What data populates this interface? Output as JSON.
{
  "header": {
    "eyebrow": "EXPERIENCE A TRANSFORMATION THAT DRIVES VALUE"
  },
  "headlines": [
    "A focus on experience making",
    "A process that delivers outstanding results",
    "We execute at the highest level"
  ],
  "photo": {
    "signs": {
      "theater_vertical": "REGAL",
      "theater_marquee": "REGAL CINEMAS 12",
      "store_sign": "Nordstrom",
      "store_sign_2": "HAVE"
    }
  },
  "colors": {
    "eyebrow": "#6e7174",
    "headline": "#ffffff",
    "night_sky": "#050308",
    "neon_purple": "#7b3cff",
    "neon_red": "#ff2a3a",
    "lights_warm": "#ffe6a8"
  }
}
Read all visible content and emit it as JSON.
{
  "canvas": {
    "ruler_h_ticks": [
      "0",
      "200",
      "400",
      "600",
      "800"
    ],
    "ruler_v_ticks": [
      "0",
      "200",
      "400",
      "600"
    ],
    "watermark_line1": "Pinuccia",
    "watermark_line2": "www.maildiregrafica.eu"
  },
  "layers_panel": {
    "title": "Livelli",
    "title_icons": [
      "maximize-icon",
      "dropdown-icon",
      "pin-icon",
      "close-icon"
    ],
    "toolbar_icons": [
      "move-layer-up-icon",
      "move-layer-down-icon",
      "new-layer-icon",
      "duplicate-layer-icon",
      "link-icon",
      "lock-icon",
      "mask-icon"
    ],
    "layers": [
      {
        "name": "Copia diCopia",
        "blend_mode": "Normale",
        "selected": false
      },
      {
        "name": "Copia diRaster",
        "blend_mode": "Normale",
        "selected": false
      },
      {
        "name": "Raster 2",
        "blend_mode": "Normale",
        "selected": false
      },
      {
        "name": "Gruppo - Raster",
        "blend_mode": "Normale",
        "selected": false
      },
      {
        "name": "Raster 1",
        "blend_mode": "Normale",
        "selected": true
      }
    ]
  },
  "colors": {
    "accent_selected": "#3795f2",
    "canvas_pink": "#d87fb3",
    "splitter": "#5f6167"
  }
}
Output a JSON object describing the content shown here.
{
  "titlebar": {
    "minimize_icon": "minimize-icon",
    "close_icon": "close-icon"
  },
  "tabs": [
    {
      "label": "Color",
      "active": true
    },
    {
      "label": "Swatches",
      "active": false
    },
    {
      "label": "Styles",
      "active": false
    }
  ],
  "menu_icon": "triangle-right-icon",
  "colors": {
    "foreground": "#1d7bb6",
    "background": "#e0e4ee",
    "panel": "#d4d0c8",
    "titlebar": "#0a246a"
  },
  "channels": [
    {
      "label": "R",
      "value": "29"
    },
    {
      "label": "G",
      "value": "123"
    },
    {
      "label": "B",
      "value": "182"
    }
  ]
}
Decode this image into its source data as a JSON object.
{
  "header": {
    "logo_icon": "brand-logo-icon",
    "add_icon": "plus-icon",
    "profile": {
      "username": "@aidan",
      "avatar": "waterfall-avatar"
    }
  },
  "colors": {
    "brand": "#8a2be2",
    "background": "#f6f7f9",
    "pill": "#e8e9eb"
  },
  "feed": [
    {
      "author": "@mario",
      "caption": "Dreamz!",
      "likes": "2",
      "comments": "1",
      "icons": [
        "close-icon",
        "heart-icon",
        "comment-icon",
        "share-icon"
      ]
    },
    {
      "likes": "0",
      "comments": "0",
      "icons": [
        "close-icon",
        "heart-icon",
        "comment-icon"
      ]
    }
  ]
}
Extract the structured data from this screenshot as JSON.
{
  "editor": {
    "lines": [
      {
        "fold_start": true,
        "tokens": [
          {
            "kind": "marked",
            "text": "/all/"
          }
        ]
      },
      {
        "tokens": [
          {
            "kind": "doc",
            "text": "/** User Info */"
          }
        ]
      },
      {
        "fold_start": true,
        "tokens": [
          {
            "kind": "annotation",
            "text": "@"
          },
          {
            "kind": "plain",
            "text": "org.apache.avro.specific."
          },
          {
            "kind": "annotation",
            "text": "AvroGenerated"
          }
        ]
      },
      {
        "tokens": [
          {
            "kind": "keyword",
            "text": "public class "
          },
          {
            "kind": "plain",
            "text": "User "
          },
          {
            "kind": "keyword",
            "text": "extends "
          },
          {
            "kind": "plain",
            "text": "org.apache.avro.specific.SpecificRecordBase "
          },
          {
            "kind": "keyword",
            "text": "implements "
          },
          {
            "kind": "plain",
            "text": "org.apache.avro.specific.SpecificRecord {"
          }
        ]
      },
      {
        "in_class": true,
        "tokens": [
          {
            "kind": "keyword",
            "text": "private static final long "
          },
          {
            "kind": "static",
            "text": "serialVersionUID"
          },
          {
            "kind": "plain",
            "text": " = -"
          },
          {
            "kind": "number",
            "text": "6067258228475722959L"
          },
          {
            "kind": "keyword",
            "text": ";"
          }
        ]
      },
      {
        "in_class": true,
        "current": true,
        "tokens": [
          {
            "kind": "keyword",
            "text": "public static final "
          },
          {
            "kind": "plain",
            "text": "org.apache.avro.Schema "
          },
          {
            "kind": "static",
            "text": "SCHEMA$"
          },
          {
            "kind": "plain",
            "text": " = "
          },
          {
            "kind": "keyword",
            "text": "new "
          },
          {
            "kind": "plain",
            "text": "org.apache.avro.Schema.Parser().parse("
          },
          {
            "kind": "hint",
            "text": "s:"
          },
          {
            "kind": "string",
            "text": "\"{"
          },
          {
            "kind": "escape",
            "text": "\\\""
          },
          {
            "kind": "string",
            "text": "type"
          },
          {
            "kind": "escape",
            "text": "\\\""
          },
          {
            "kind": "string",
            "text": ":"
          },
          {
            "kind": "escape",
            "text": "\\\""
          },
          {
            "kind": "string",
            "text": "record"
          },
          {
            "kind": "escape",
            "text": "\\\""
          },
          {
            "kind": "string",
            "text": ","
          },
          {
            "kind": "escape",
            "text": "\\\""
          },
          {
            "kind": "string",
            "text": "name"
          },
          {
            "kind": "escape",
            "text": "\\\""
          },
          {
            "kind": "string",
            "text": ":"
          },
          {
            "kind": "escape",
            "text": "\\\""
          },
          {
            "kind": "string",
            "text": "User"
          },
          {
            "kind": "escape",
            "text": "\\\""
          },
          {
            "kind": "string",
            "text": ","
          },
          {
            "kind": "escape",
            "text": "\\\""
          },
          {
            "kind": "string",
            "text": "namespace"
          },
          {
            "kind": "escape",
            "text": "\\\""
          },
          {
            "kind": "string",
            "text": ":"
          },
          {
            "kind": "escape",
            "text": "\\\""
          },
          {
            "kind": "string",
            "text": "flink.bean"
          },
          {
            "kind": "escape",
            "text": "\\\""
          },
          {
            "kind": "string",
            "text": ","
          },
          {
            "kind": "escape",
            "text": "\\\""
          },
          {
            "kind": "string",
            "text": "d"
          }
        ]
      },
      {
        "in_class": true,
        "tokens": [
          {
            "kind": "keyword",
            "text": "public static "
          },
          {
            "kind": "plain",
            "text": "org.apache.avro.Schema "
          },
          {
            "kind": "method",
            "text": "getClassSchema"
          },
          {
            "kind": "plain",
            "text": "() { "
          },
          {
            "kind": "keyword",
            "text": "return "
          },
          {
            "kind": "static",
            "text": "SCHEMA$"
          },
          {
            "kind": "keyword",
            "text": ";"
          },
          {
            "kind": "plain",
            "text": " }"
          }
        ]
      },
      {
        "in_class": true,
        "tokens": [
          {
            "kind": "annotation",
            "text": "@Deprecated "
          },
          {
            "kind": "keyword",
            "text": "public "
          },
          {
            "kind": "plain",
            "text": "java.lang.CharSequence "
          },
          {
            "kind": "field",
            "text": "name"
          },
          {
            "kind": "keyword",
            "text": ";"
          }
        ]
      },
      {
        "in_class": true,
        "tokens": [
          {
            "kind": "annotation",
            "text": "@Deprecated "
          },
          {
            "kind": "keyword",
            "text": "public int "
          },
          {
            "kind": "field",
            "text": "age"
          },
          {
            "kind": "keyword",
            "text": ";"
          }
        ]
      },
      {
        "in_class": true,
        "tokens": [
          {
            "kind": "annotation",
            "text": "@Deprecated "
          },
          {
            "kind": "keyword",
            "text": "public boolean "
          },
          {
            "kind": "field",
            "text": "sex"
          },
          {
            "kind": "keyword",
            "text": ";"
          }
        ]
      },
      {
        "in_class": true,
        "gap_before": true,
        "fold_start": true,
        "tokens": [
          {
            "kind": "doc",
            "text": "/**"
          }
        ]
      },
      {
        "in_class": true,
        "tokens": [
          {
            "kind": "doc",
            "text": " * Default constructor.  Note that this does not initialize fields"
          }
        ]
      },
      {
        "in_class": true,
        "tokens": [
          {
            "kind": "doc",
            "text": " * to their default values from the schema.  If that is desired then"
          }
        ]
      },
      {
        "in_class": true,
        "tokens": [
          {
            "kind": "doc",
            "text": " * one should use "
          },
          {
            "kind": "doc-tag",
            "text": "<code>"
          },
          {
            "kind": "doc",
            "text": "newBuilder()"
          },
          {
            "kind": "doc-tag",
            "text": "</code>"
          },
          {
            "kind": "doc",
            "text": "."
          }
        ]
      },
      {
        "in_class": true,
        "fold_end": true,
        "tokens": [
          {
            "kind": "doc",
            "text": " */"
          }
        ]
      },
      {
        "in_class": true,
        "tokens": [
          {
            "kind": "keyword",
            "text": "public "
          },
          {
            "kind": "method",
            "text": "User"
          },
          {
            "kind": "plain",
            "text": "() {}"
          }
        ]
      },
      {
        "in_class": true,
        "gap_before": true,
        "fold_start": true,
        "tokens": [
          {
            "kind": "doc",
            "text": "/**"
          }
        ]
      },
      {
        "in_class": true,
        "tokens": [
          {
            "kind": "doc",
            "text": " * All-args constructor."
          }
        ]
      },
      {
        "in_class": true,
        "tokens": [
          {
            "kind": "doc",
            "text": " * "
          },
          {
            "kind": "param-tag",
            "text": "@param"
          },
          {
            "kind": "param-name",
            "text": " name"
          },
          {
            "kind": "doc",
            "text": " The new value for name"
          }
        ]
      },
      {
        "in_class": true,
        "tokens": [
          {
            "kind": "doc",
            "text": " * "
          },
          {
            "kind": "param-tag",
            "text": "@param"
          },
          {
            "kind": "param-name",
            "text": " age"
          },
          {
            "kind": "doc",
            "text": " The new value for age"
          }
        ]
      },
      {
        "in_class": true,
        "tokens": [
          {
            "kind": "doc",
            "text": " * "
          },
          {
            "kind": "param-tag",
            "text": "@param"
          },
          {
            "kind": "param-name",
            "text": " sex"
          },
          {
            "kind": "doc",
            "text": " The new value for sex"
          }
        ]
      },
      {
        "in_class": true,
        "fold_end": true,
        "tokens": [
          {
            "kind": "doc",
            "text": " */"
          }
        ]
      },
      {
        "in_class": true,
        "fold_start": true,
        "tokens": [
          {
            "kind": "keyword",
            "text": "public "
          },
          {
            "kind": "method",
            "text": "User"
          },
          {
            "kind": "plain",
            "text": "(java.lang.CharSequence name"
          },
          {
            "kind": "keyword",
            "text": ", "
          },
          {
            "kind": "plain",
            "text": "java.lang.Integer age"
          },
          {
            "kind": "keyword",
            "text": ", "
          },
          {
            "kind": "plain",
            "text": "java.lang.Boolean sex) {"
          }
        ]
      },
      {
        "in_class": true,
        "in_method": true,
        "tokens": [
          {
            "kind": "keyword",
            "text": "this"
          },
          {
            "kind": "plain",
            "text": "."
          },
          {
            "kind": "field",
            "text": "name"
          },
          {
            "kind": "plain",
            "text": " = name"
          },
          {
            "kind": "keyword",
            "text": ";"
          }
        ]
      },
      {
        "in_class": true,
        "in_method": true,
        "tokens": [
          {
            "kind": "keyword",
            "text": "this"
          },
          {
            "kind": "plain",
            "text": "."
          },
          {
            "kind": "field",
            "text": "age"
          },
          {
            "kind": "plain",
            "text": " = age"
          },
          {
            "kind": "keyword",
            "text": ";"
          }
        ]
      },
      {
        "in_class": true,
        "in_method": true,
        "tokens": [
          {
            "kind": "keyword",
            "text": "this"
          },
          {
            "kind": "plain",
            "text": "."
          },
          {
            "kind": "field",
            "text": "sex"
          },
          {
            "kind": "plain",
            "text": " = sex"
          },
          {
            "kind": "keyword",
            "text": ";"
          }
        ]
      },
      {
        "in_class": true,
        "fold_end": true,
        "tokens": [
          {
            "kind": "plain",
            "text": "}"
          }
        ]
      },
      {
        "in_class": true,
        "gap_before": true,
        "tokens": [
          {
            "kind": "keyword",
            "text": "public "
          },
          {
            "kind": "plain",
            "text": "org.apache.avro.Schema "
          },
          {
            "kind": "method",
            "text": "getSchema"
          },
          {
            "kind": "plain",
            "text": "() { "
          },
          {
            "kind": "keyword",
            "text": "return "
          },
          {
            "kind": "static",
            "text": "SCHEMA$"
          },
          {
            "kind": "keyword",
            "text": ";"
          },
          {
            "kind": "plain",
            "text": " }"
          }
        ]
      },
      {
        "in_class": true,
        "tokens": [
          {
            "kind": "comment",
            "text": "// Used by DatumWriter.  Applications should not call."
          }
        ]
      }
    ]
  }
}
◇ ◇ ◇ ◇ ◇
## WHAT NEEDS TO BE DONE
Each line above that holds the string "brand" should be copied and shown.

## RESPONSE TO THE EXERCISE
    "logo_icon": "brand-logo-icon",
    "brand": "#8a2be2",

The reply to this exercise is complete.